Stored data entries

-- start --

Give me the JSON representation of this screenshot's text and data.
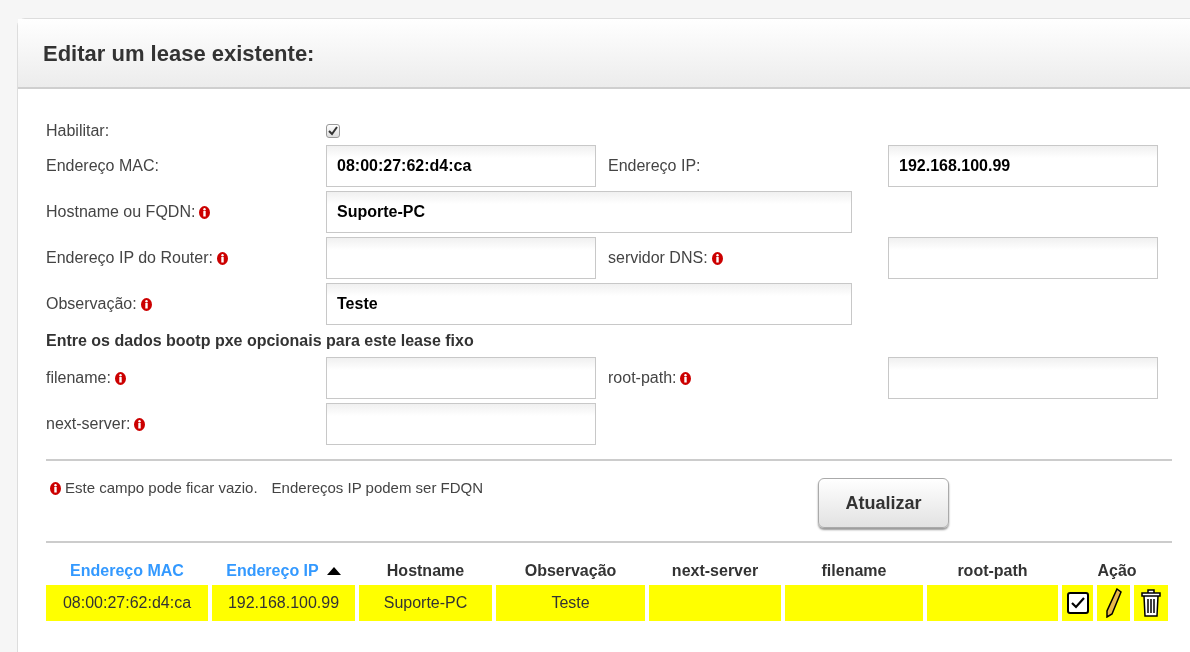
{
  "panel": {
    "title": "Editar um lease existente:"
  },
  "form_rows": [
    [
      {
        "kind": "checkbox",
        "label": "Habilitar:",
        "optional": false,
        "checked": true
      }
    ],
    [
      {
        "kind": "text",
        "label": "Endereço MAC:",
        "optional": false,
        "value": "08:00:27:62:d4:ca"
      },
      {
        "kind": "text",
        "label": "Endereço IP:",
        "optional": false,
        "value": "192.168.100.99"
      }
    ],
    [
      {
        "kind": "wide",
        "label": "Hostname ou FQDN:",
        "optional": true,
        "value": "Suporte-PC"
      }
    ],
    [
      {
        "kind": "text",
        "label": "Endereço IP do Router:",
        "optional": true
      },
      {
        "kind": "text",
        "label": "servidor DNS:",
        "optional": true
      }
    ],
    [
      {
        "kind": "wide",
        "label": "Observação:",
        "optional": true,
        "value": "Teste"
      }
    ],
    [
      {
        "kind": "heading",
        "label": "Entre os dados bootp pxe opcionais para este lease fixo"
      }
    ],
    [
      {
        "kind": "text",
        "label": "filename:",
        "optional": true
      },
      {
        "kind": "text",
        "label": "root-path:",
        "optional": true
      }
    ],
    [
      {
        "kind": "text",
        "label": "next-server:",
        "optional": true
      }
    ]
  ],
  "note": {
    "text": "Este campo pode ficar vazio.",
    "text_2": "Endereços IP podem ser FDQN"
  },
  "submit_button": "Atualizar",
  "table": {
    "columns": [
      {
        "label": "Endereço MAC",
        "link": true,
        "sorted": false
      },
      {
        "label": "Endereço IP",
        "link": true,
        "sorted": true
      },
      {
        "label": "Hostname",
        "link": false,
        "sorted": false
      },
      {
        "label": "Observação",
        "link": false,
        "sorted": false
      },
      {
        "label": "next-server",
        "link": false,
        "sorted": false
      },
      {
        "label": "filename",
        "link": false,
        "sorted": false
      },
      {
        "label": "root-path",
        "link": false,
        "sorted": false
      },
      {
        "label": "Ação",
        "link": false,
        "sorted": false
      }
    ],
    "rows": [
      {
        "highlighted": true,
        "cells": [
          "08:00:27:62:d4:ca",
          "192.168.100.99",
          "Suporte-PC",
          "Teste"
        ],
        "enabled": true
      }
    ]
  }
}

-- end --

Excluding the pictures, restate the records above word for word.

Give me the JSON representation of this screenshot's text and data.
{
  "panel": {
    "title": "Editar um lease existente:"
  },
  "form_rows": [
    [
      {
        "kind": "checkbox",
        "label": "Habilitar:",
        "optional": false,
        "checked": true
      }
    ],
    [
      {
        "kind": "text",
        "label": "Endereço MAC:",
        "optional": false,
        "value": "08:00:27:62:d4:ca"
      },
      {
        "kind": "text",
        "label": "Endereço IP:",
        "optional": false,
        "value": "192.168.100.99"
      }
    ],
    [
      {
        "kind": "wide",
        "label": "Hostname ou FQDN:",
        "optional": true,
        "value": "Suporte-PC"
      }
    ],
    [
      {
        "kind": "text",
        "label": "Endereço IP do Router:",
        "optional": true
      },
      {
        "kind": "text",
        "label": "servidor DNS:",
        "optional": true
      }
    ],
    [
      {
        "kind": "wide",
        "label": "Observação:",
        "optional": true,
        "value": "Teste"
      }
    ],
    [
      {
        "kind": "heading",
        "label": "Entre os dados bootp pxe opcionais para este lease fixo"
      }
    ],
    [
      {
        "kind": "text",
        "label": "filename:",
        "optional": true
      },
      {
        "kind": "text",
        "label": "root-path:",
        "optional": true
      }
    ],
    [
      {
        "kind": "text",
        "label": "next-server:",
        "optional": true
      }
    ]
  ],
  "note": {
    "text": "Este campo pode ficar vazio.",
    "text_2": "Endereços IP podem ser FDQN"
  },
  "submit_button": "Atualizar",
  "table": {
    "columns": [
      {
        "label": "Endereço MAC",
        "link": true,
        "sorted": false
      },
      {
        "label": "Endereço IP",
        "link": true,
        "sorted": true
      },
      {
        "label": "Hostname",
        "link": false,
        "sorted": false
      },
      {
        "label": "Observação",
        "link": false,
        "sorted": false
      },
      {
        "label": "next-server",
        "link": false,
        "sorted": false
      },
      {
        "label": "filename",
        "link": false,
        "sorted": false
      },
      {
        "label": "root-path",
        "link": false,
        "sorted": false
      },
      {
        "label": "Ação",
        "link": false,
        "sorted": false
      }
    ],
    "rows": [
      {
        "highlighted": true,
        "cells": [
          "08:00:27:62:d4:ca",
          "192.168.100.99",
          "Suporte-PC",
          "Teste"
        ],
        "enabled": true
      }
    ]
  }
}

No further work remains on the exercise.